» Exercise requirements
Below is a block of records. Copy every line in it that contains the word "color".

» Supplied data
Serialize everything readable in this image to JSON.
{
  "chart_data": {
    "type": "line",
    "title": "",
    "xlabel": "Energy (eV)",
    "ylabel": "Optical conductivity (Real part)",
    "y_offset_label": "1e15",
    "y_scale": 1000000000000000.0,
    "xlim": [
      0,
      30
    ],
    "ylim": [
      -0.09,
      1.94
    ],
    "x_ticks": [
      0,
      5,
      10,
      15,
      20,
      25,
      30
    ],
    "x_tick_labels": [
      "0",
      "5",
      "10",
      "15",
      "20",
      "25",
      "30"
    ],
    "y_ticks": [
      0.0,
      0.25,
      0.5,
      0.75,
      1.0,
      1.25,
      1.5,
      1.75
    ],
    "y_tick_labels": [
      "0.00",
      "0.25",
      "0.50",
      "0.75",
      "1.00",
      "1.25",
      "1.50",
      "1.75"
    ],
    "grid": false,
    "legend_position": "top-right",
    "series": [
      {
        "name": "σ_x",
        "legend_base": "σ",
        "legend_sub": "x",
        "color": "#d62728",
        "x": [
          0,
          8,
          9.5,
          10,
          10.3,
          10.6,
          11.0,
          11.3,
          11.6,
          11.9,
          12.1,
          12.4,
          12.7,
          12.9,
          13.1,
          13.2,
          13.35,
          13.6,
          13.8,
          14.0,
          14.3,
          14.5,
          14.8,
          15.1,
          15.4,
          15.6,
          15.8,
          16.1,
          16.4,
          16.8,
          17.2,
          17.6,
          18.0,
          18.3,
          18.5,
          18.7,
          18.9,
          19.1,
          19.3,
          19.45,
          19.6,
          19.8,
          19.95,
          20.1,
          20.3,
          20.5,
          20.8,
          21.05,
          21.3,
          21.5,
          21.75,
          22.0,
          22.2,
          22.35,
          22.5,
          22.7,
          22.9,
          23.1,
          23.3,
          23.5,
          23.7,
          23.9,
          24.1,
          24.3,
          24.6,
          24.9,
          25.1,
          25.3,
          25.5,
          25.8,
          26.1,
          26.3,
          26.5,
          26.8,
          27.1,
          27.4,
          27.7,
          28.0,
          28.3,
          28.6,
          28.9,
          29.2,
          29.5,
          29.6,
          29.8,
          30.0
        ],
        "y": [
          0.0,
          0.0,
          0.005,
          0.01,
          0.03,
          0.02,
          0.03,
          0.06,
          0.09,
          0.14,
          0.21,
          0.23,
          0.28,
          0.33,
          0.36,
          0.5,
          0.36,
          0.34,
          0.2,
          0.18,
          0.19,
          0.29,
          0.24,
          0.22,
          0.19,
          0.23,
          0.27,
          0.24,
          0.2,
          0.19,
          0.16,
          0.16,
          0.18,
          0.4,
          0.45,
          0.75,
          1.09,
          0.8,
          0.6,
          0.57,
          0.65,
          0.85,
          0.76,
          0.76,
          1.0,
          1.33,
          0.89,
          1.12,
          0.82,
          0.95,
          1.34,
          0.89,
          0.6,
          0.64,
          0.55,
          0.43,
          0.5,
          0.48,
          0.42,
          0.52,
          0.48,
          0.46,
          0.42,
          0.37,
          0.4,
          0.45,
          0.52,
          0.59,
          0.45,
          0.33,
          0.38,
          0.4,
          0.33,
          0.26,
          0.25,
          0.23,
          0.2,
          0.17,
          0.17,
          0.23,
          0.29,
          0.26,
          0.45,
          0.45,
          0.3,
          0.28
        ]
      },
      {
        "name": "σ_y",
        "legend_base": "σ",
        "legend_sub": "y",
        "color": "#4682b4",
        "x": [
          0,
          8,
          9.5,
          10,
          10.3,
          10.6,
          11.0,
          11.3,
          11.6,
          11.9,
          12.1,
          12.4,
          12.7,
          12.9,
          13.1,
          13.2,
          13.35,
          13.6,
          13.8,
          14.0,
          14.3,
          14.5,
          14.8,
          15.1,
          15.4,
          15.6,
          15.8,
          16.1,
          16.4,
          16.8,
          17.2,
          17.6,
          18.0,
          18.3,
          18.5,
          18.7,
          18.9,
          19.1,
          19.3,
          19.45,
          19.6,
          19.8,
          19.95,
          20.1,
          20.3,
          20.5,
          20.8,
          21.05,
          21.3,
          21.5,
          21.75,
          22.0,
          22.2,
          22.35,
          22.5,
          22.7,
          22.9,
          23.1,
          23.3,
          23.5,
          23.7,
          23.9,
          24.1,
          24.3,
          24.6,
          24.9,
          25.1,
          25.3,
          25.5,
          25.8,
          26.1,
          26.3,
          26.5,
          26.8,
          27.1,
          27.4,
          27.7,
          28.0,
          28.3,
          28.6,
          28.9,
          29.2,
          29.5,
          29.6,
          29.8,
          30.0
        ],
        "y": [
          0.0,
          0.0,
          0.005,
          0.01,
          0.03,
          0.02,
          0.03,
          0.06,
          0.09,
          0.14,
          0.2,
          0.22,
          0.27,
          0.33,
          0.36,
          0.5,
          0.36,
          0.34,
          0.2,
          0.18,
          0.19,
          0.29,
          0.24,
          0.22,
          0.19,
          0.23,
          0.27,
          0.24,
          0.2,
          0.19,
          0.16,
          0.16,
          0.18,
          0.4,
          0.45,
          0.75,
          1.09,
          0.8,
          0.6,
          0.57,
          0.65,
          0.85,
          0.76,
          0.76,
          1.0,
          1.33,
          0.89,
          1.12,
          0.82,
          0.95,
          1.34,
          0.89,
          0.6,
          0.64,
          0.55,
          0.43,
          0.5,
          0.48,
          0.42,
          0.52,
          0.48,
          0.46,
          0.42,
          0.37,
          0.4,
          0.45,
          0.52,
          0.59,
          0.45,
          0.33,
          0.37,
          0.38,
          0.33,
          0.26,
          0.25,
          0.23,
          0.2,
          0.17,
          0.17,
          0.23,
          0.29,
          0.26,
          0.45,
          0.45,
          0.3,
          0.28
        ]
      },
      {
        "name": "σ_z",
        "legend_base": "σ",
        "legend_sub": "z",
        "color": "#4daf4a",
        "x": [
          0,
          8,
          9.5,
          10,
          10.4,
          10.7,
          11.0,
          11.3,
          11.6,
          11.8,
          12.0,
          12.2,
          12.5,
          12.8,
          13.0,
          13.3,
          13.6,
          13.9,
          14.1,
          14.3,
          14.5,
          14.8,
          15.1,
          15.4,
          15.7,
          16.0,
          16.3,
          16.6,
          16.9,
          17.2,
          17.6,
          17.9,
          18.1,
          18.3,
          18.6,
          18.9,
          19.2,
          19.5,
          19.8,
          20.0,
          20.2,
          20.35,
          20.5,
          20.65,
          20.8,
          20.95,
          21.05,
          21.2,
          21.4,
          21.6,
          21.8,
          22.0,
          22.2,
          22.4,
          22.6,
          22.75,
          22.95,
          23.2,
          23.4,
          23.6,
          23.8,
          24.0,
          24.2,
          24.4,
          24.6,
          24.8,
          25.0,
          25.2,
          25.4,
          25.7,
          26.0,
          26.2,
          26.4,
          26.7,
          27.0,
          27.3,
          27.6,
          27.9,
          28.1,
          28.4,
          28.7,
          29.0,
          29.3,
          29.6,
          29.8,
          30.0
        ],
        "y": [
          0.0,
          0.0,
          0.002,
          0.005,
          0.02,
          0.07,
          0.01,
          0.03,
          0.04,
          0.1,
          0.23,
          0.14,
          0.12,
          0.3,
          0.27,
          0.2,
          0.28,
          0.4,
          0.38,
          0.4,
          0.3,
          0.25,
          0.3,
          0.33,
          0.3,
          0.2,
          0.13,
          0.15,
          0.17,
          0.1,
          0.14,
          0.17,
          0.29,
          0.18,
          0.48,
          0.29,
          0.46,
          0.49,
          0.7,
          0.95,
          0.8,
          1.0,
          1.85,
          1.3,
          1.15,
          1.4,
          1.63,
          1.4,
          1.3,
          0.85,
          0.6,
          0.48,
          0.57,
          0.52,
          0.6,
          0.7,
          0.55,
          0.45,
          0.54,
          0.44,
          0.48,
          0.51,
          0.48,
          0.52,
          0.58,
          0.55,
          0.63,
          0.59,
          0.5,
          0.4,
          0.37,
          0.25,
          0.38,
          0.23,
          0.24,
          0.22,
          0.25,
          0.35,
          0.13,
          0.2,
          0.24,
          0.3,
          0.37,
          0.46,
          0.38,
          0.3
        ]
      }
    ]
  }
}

» Expected answer
        "color": "#d62728",
        "color": "#4682b4",
        "color": "#4daf4a",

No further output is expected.